» **What to produce**:
Repeat verbatim every line of the material, beginning at the line that holds "Transcribe the text in this document." and ending at its last line.

» **Records for the exercise**:
☆ ☆ ☆

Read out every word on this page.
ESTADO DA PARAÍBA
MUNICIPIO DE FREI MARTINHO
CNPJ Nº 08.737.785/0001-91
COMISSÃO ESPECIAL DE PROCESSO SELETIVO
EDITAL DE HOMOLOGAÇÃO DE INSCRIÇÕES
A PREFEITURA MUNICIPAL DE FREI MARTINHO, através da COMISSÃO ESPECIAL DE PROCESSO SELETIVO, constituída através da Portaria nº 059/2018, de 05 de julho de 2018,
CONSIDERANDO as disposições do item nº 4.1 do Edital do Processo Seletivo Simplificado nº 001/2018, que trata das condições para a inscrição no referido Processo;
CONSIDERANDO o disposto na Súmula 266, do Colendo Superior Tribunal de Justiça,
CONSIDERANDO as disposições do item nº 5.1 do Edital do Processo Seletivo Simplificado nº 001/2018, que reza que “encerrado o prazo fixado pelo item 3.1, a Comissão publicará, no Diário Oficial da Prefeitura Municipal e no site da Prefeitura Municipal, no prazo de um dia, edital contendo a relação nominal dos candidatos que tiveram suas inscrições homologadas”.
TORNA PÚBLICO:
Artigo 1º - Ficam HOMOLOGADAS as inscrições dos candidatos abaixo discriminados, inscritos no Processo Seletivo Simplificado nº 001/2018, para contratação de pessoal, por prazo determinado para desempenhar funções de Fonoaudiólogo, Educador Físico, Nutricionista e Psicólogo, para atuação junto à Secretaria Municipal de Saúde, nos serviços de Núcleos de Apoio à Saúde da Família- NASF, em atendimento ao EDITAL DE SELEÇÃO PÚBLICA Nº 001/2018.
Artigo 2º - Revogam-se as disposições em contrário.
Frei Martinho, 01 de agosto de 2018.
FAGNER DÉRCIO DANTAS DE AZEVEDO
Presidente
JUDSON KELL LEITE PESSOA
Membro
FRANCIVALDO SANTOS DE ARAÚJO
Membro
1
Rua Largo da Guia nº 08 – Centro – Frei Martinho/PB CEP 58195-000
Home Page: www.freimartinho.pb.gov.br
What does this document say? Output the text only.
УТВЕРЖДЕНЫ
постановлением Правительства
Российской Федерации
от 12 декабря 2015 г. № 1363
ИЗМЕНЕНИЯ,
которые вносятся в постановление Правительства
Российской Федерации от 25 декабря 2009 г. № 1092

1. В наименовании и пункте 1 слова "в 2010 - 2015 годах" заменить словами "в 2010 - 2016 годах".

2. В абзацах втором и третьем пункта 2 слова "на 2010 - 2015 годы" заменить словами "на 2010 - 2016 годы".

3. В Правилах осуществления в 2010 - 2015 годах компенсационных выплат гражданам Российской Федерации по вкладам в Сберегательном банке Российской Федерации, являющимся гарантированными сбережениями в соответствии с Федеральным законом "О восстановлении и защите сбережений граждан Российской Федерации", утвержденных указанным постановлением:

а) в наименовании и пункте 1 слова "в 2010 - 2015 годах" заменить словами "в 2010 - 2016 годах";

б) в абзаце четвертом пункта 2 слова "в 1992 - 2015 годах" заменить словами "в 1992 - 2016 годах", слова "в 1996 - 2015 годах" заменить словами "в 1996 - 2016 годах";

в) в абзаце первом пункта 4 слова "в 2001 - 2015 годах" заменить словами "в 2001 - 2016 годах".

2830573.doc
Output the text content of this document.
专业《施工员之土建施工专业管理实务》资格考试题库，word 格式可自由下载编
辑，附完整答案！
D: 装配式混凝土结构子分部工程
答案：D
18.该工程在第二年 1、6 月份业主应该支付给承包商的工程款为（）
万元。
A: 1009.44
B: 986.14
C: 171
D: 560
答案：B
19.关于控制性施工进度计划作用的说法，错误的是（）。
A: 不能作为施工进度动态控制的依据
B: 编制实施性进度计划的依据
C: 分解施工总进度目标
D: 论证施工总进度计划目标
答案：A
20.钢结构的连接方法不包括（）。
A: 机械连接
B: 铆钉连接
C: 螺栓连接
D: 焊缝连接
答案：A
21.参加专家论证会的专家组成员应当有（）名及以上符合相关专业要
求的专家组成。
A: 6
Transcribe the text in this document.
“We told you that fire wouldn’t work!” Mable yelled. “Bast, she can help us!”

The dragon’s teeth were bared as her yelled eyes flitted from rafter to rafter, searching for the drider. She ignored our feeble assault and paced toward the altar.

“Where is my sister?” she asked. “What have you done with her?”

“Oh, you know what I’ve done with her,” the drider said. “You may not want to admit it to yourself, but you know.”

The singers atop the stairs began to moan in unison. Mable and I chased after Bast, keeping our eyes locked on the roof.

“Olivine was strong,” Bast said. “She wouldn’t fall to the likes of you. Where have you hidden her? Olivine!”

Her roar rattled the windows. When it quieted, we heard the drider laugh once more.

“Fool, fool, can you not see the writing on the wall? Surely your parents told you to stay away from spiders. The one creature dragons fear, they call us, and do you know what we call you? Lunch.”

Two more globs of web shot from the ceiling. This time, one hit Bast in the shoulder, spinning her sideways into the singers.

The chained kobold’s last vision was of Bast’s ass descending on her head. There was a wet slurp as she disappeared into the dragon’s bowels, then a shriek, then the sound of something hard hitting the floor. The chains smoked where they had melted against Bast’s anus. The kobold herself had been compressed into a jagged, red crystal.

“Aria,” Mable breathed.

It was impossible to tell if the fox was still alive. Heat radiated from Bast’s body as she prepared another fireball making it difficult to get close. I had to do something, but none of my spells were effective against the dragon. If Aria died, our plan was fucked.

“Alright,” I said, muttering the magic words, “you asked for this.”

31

☆ ☆ ☆

» **Full response**:
Transcribe the text in this document.
“We told you that fire wouldn’t work!” Mable yelled. “Bast, she can help us!”

The dragon’s teeth were bared as her yelled eyes flitted from rafter to rafter, searching for the drider. She ignored our feeble assault and paced toward the altar.

“Where is my sister?” she asked. “What have you done with her?”

“Oh, you know what I’ve done with her,” the drider said. “You may not want to admit it to yourself, but you know.”

The singers atop the stairs began to moan in unison. Mable and I chased after Bast, keeping our eyes locked on the roof.

“Olivine was strong,” Bast said. “She wouldn’t fall to the likes of you. Where have you hidden her? Olivine!”

Her roar rattled the windows. When it quieted, we heard the drider laugh once more.

“Fool, fool, can you not see the writing on the wall? Surely your parents told you to stay away from spiders. The one creature dragons fear, they call us, and do you know what we call you? Lunch.”

Two more globs of web shot from the ceiling. This time, one hit Bast in the shoulder, spinning her sideways into the singers.

The chained kobold’s last vision was of Bast’s ass descending on her head. There was a wet slurp as she disappeared into the dragon’s bowels, then a shriek, then the sound of something hard hitting the floor. The chains smoked where they had melted against Bast’s anus. The kobold herself had been compressed into a jagged, red crystal.

“Aria,” Mable breathed.

It was impossible to tell if the fox was still alive. Heat radiated from Bast’s body as she prepared another fireball making it difficult to get close. I had to do something, but none of my spells were effective against the dragon. If Aria died, our plan was fucked.

“Alright,” I said, muttering the magic words, “you asked for this.”

31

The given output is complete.